THE EXERCISE
Copy out the data lines verbatim, beginning with the line that contains "Text: -: - [681, 211, 686, 224]" and continuing through the line that contains "Text: O: O [232, 92, 241, 105]", both included.

Element box data
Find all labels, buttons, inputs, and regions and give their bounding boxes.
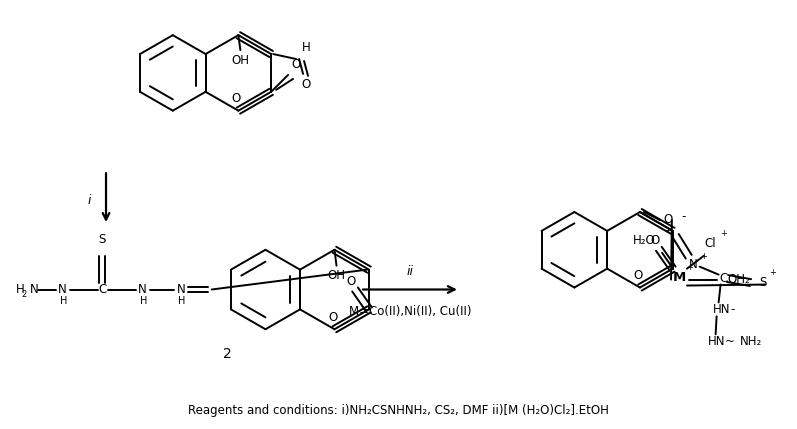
Text: -: - [681, 211, 686, 224]
Text: OH: OH [231, 54, 249, 66]
Text: 2: 2 [22, 290, 27, 299]
Text: S: S [98, 233, 106, 246]
Text: H: H [140, 296, 147, 306]
Text: C: C [98, 283, 106, 296]
Text: H₂O: H₂O [633, 234, 655, 248]
Text: +: + [665, 227, 672, 236]
Text: HN: HN [708, 335, 725, 347]
Text: N: N [30, 283, 39, 296]
Text: S: S [759, 276, 766, 289]
Text: C: C [720, 272, 728, 285]
Text: O: O [650, 234, 659, 248]
Text: N: N [176, 283, 185, 296]
Text: Cl: Cl [704, 237, 716, 250]
Text: O: O [232, 92, 241, 105]
Text: M: M [673, 271, 685, 284]
Text: O: O [328, 311, 337, 324]
Text: +: + [701, 252, 707, 261]
Text: NH₂: NH₂ [740, 335, 762, 347]
Text: 2: 2 [223, 347, 232, 361]
Text: O: O [301, 79, 311, 91]
Text: i: i [88, 193, 91, 207]
Text: H: H [178, 296, 186, 306]
Text: ~: ~ [724, 335, 735, 347]
Text: O: O [292, 58, 300, 72]
Text: -: - [730, 303, 735, 316]
Text: +: + [720, 230, 728, 239]
Text: H: H [16, 283, 25, 296]
Text: N: N [138, 283, 147, 296]
Text: Reagents and conditions: i)NH₂CSNHNH₂, CS₂, DMF ii)[M (H₂O)Cl₂].EtOH: Reagents and conditions: i)NH₂CSNHNH₂, C… [187, 404, 608, 417]
Text: M=Co(II),Ni(II), Cu(II): M=Co(II),Ni(II), Cu(II) [349, 305, 471, 318]
Text: O: O [663, 214, 673, 227]
Text: +: + [686, 263, 693, 272]
Text: OH: OH [328, 269, 345, 282]
Text: N: N [58, 283, 67, 296]
Text: OH₂: OH₂ [728, 273, 750, 286]
Text: O: O [634, 269, 642, 282]
Text: H: H [61, 296, 68, 306]
Text: HN: HN [713, 303, 730, 316]
Text: O: O [347, 275, 355, 288]
Text: ii: ii [406, 265, 414, 278]
Text: +: + [769, 268, 775, 277]
Text: H: H [302, 41, 310, 54]
Text: N: N [689, 258, 698, 271]
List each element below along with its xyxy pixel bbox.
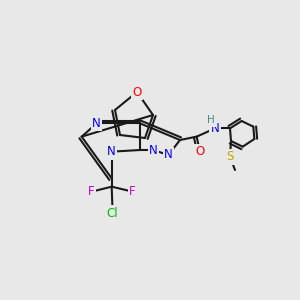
Text: Cl: Cl xyxy=(107,207,118,220)
Text: F: F xyxy=(88,185,95,198)
Text: N: N xyxy=(92,117,101,130)
Text: N: N xyxy=(164,148,173,161)
Text: N: N xyxy=(107,145,116,158)
Text: O: O xyxy=(132,85,142,98)
Text: O: O xyxy=(195,145,205,158)
Text: F: F xyxy=(129,185,136,198)
Text: H: H xyxy=(207,115,215,125)
Text: S: S xyxy=(226,150,234,163)
Text: N: N xyxy=(211,122,219,135)
Text: N: N xyxy=(149,143,158,157)
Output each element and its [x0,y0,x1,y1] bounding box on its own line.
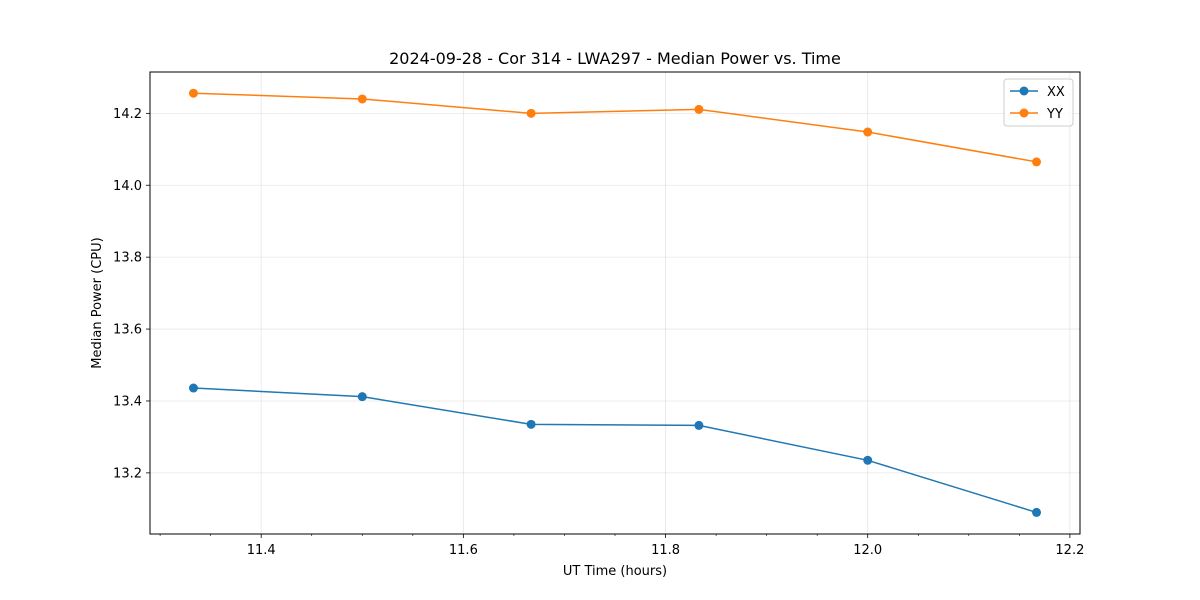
y-tick-label: 13.4 [113,394,142,409]
legend-marker-xx [1019,86,1029,96]
y-tick-label: 14.2 [113,107,142,122]
series-line-yy [193,92,1037,163]
y-tick-label: 13.2 [113,466,142,481]
data-point-yy [357,94,367,104]
x-tick-label: 11.6 [449,543,478,558]
y-tick-label: 13.8 [113,251,142,266]
x-tick-label: 12.2 [1055,543,1084,558]
x-tick-label: 12.0 [853,543,882,558]
x-axis-label: UT Time (hours) [563,564,667,579]
legend-label-xx: XX [1047,85,1065,100]
data-point-xx [188,383,198,393]
series-line-xx [193,387,1037,514]
legend: XX YY [1003,78,1074,127]
chart-title: 2024-09-28 - Cor 314 - LWA297 - Median P… [389,49,841,68]
data-point-xx [526,419,536,429]
series-layer [188,88,1042,517]
x-tick-label: 11.8 [651,543,680,558]
data-point-xx [863,455,873,465]
grid-lines [150,72,1080,534]
y-tick-label: 14.0 [113,179,142,194]
data-point-yy [694,104,704,114]
data-point-yy [863,127,873,137]
data-point-xx [694,420,704,430]
data-point-yy [526,108,536,118]
legend-marker-yy [1019,108,1029,118]
data-point-yy [1032,157,1042,167]
y-tick-label: 13.6 [113,323,142,338]
data-point-xx [1032,507,1042,517]
axis-ticks: 11.4 11.6 11.8 12.0 12.2 13.2 13.4 13.6 13.8 14.0… [113,107,1084,558]
legend-label-yy: YY [1046,107,1063,122]
y-axis-label: Median Power (CPU) [90,237,105,368]
x-tick-label: 11.4 [247,543,276,558]
data-point-yy [188,88,198,98]
data-point-xx [357,392,367,402]
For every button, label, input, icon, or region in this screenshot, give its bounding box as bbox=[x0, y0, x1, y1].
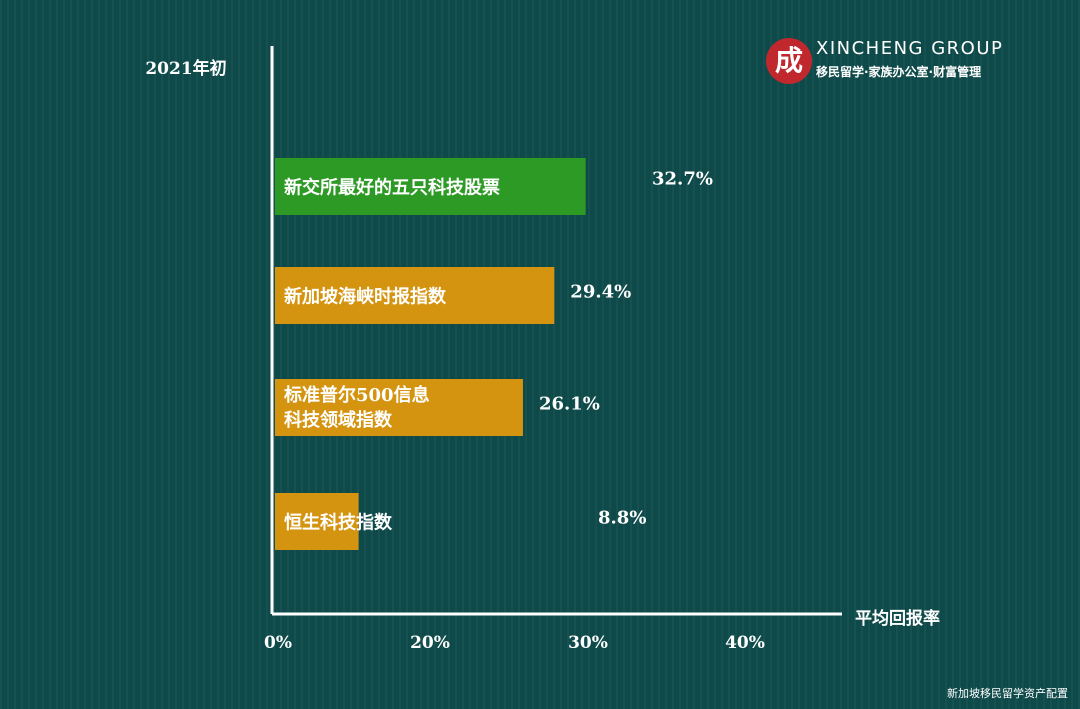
brand-name: XINCHENG GROUP bbox=[816, 38, 1004, 59]
bar-value-label: 8.8% bbox=[598, 508, 646, 529]
brand-tagline: 移民留学·家族办公室·财富管理 bbox=[816, 65, 982, 79]
bar-category-label: 新加坡海峡时报指数 bbox=[284, 286, 447, 308]
x-tick-label: 20% bbox=[410, 633, 450, 653]
bar-value-label: 29.4% bbox=[570, 282, 631, 303]
x-tick-label: 30% bbox=[568, 633, 608, 653]
x-axis-label: 平均回报率 bbox=[855, 608, 940, 629]
bar bbox=[275, 379, 523, 436]
bar-category-label: 科技领域指数 bbox=[284, 409, 393, 431]
chart-title: 2021年初 bbox=[145, 58, 226, 79]
watermark: 新加坡移民留学资产配置 bbox=[947, 687, 1068, 700]
x-tick-label: 40% bbox=[725, 633, 765, 653]
seal-logo: 成 bbox=[766, 38, 812, 84]
bar bbox=[275, 158, 586, 215]
bar-category-label: 新交所最好的五只科技股票 bbox=[284, 177, 500, 199]
x-tick-label: 0% bbox=[264, 633, 292, 653]
bar-value-label: 32.7% bbox=[652, 169, 713, 190]
bar-category-label: 恒生科技指数 bbox=[284, 512, 393, 534]
bar-value-label: 26.1% bbox=[539, 394, 600, 415]
bar bbox=[275, 493, 359, 550]
bar-category-label: 标准普尔500信息 bbox=[283, 384, 430, 406]
bar bbox=[275, 267, 555, 324]
brand-logo: 成 XINCHENG GROUP 移民留学·家族办公室·财富管理 bbox=[766, 38, 1016, 88]
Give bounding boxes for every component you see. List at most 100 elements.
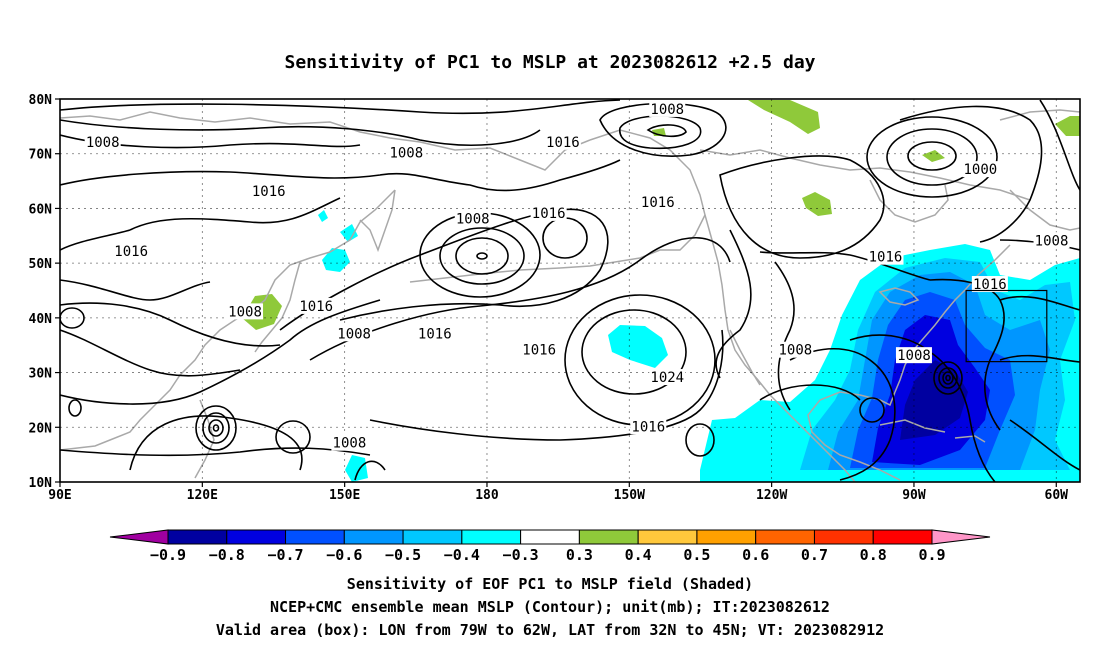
axis-ticks [55,98,1057,487]
contour-line [309,236,731,361]
colorbar-tick-label: 0.6 [742,546,769,564]
contour-line [60,302,281,347]
contour-line [938,367,958,389]
colorbar-segment [226,529,287,545]
contour-line [60,329,241,377]
colorbar-left-arrow [109,529,169,545]
coast-philippines [194,399,215,479]
valid-area-box [965,289,1048,363]
shade-neg-pacific-blob [608,325,668,368]
lon-tick-label: 150E [329,488,360,503]
contour-line [907,141,957,171]
contour-label: 1008 [333,436,367,452]
shade-neg-japan-blob [322,248,350,272]
contour-line [1039,99,1080,191]
contour-label-bg [777,341,814,358]
colorbar-segment [461,529,522,545]
footer-line-2: NCEP+CMC ensemble mean MSLP (Contour); u… [270,598,830,616]
contour-line [60,299,381,405]
contour-line [759,251,931,281]
colorbar-tick-label: −0.6 [326,546,362,564]
colorbar-segment [285,529,345,545]
contour-line [60,159,621,192]
coast-baja [729,329,761,386]
contour-line [942,371,954,385]
contour-line [945,374,951,382]
colorbar-segment [813,529,874,545]
contour-line [354,460,386,481]
contour-line [999,295,1080,311]
contour-line [195,405,237,451]
contour-line [1009,419,1080,471]
shade-pos-canada [802,192,832,216]
contour-label-bg [649,100,686,117]
contour-line [279,208,609,331]
colorbar [109,529,991,545]
contour-line [129,197,341,231]
colorbar-segment [343,529,404,545]
colorbar-segment [696,529,757,545]
contour-label-bg [630,418,667,435]
coast-greenland [999,109,1080,231]
coast-kamchatka [359,189,396,253]
contour-line [208,419,224,437]
shade-pos-arctic-1 [748,100,820,134]
contour-label-bg [113,243,150,260]
contour-line [899,105,1043,243]
colorbar-tick-label: 0.5 [683,546,710,564]
contour-label-bg [227,303,264,320]
colorbar-tick-label: 0.4 [625,546,652,564]
contour-label: 1000 [964,162,998,178]
lon-tick-label: 120E [187,488,218,503]
coast-gulf [807,391,901,481]
contour-label: 1016 [973,277,1007,293]
contour-line [859,397,885,423]
contour-label-bg [454,210,491,227]
contour-line [369,329,724,441]
contour-line [999,354,1080,363]
colorbar-tick-label: −0.8 [209,546,245,564]
contour-line [685,423,715,457]
contour-line [212,424,220,432]
shade-pos-arctic-2 [1055,116,1080,136]
contour-line [60,307,85,329]
colorbar-tick-label: 0.3 [566,546,593,564]
colorbar-tick-label: 0.7 [801,546,828,564]
contour-line [866,116,998,198]
contour-label-bg [331,434,368,451]
colorbar-tick-label: 0.9 [918,546,945,564]
lat-tick-label: 80N [29,93,53,108]
contour-line [789,347,896,481]
contour-label-bg [895,347,932,364]
lon-tick-label: 90E [48,488,71,503]
sensitivity-shading [242,100,1080,482]
contour-line [60,119,541,146]
contour-label-bg [639,193,676,210]
contour-label: 1008 [1035,233,1069,249]
colorbar-segment [520,529,580,545]
colorbar-segment [402,529,463,545]
contour-line [202,412,230,444]
contour-line [719,155,885,259]
shade-pos-hudson [922,150,945,162]
contour-label: 1008 [456,211,490,227]
colorbar-segment [872,529,933,545]
contour-label: 1008 [389,146,423,162]
contour-label: 1016 [299,299,333,315]
contour-line [715,229,752,379]
footer-line-1: Sensitivity of EOF PC1 to MSLP field (Sh… [347,575,753,593]
contour-line [581,309,687,395]
coast-alaska [559,129,706,269]
figure-title: Sensitivity of PC1 to MSLP at 2023082612… [284,52,815,73]
contour-label: 1008 [897,348,931,364]
lat-tick-label: 30N [29,367,53,382]
contour-label: 1016 [418,326,452,342]
contour-label: 1016 [869,250,903,266]
contour-label-bg [336,325,373,342]
contour-line [933,361,963,395]
shade-neg-small-1 [318,210,328,222]
contour-label-bg [521,341,558,358]
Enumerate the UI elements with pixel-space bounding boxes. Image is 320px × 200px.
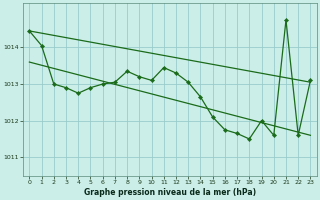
X-axis label: Graphe pression niveau de la mer (hPa): Graphe pression niveau de la mer (hPa) [84,188,256,197]
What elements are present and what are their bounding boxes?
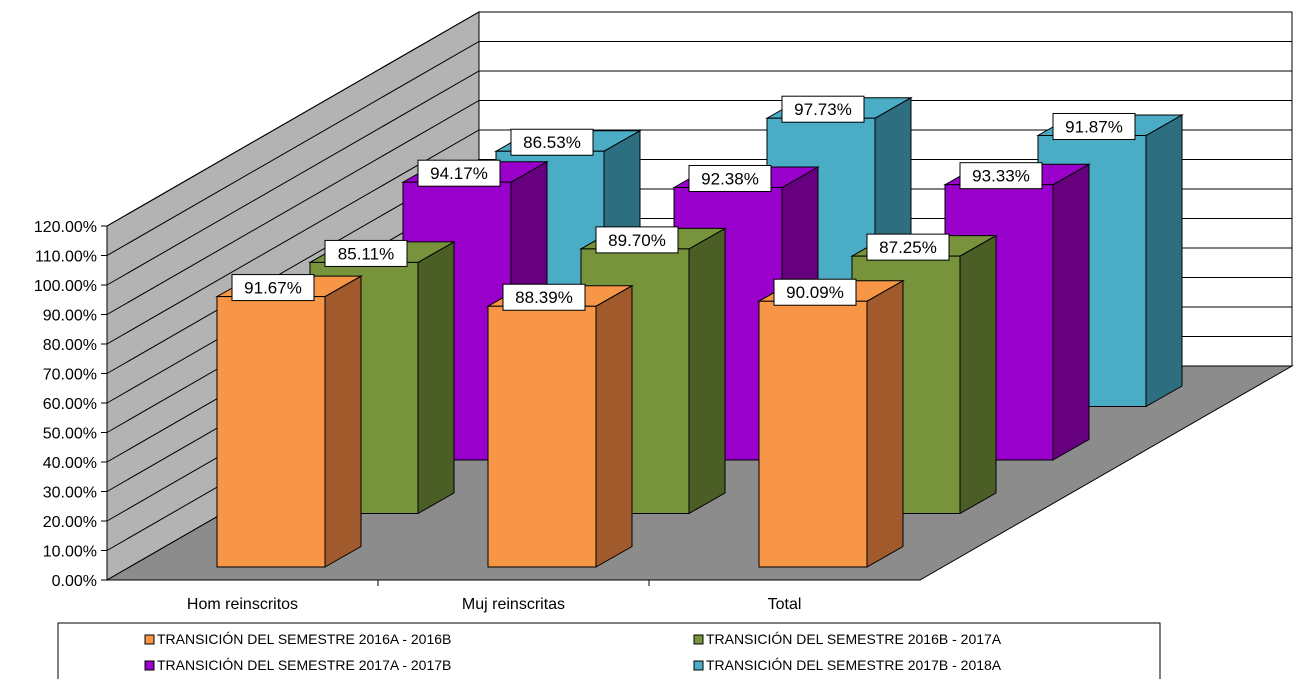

OUTPUT BELOW
Text: -: - [681, 211, 686, 224]
Text: OH: OH [231, 54, 249, 66]
Text: 2: 2 [22, 290, 27, 299]
Text: S: S [98, 233, 106, 246]
Text: H: H [140, 296, 147, 306]
Text: C: C [98, 283, 106, 296]
Text: H₂O: H₂O [633, 234, 655, 248]
Text: +: + [665, 227, 672, 236]
Text: HN: HN [708, 335, 725, 347]
Text: N: N [30, 283, 39, 296]
Text: S: S [759, 276, 766, 289]
Text: C: C [720, 272, 728, 285]
Text: O: O [650, 234, 659, 248]
Text: N: N [176, 283, 185, 296]
Text: Cl: Cl [704, 237, 716, 250]
Text: O: O [232, 92, 241, 105]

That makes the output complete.